__Your task__: Select from the data all lines with the word "POINTS".

[Begin]

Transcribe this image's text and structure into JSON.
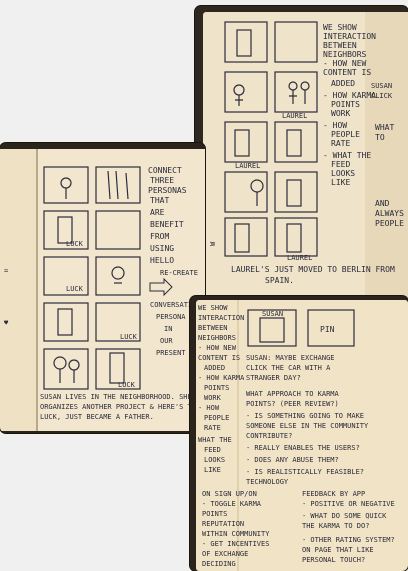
{
  "photos": {
    "top_right": {
      "left_notes": [
        "WE SHOW",
        "INTERACTION",
        "BETWEEN",
        "NEIGHBORS",
        "- HOW NEW",
        "CONTENT IS",
        "ADDED",
        "- HOW KARMA",
        "POINTS",
        "WORK",
        "- HOW",
        "PEOPLE",
        "RATE",
        "- WHAT THE",
        "FEED",
        "LOOKS",
        "LIKE"
      ],
      "caption": "LAUREL'S JUST MOVED TO BERLIN FROM SPAIN.",
      "labels": [
        "LAUREL",
        "LAUREL",
        "LAUREL",
        "SUSAN",
        "CLICK"
      ],
      "edge_notes": [
        "WHAT",
        "TO",
        "AND",
        "ALWAYS",
        "PEOPLE",
        "W"
      ]
    },
    "left": {
      "side_notes": [
        "CONNECT",
        "THREE",
        "PERSONAS",
        "THAT",
        "ARE",
        "BENEFIT",
        "FROM",
        "USING",
        "HELLO"
      ],
      "arrow_notes": [
        "RE-CREATE",
        "CONVERSATIONS",
        "PERSONA",
        "IN",
        "OUR",
        "PRESENT"
      ],
      "labels": [
        "LUCK",
        "LUCK",
        "LUCK",
        "LUCK"
      ],
      "caption": "SUSAN LIVES IN THE NEIGHBORHOOD. SHE ORGANIZES ANOTHER PROJECT & HERE'S TO LUCK, JUST BECAME A FATHER."
    },
    "bottom_right": {
      "left_notes": [
        "WE SHOW",
        "INTERACTION",
        "BETWEEN",
        "NEIGHBORS",
        "- HOW NEW",
        "CONTENT IS",
        "ADDED",
        "- HOW KARMA",
        "POINTS",
        "WORK",
        "- HOW",
        "PEOPLE",
        "RATE",
        "WHAT THE",
        "FEED",
        "LOOKS",
        "LIKE"
      ],
      "tag_left": "SUSAN",
      "tag_right": "PIN",
      "lines": [
        "SUSAN: MAYBE EXCHANGE",
        "CLICK   THE CAR WITH A",
        "        STRANGER DAY?",
        "WHAT APPROACH TO KARMA",
        "POINTS? (PEER REVIEW?)",
        "- IS SOMETHING GOING TO MAKE",
        "  SOMEONE ELSE IN THE COMMUNITY",
        "  CONTRIBUTE?",
        "- REALLY ENABLES THE USERS?",
        "- DOES ANY ABUSE THEM?",
        "- IS REALISTICALLY FEASIBLE?",
        "  TECHNOLOGY"
      ],
      "col_left": [
        "ON SIGN UP/ON",
        "- TOGGLE KARMA",
        "  POINTS",
        "  REPUTATION",
        "  WITHIN COMMUNITY",
        "- GET INCENTIVES",
        "  OF EXCHANGE",
        "  DECIDING"
      ],
      "col_right": [
        "FEEDBACK BY APP",
        "- POSITIVE OR NEGATIVE",
        "- WHAT DO SOME QUICK",
        "  THE KARMA TO DO?",
        "- OTHER RATING SYSTEM?",
        "  ON PAGE THAT LIKE",
        "  PERSONAL TOUCH?"
      ]
    }
  }
}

[End]

__The completed task__:
        "POINTS",
        "POINTS",
        "POINTS? (PEER REVIEW?)",
        "  POINTS",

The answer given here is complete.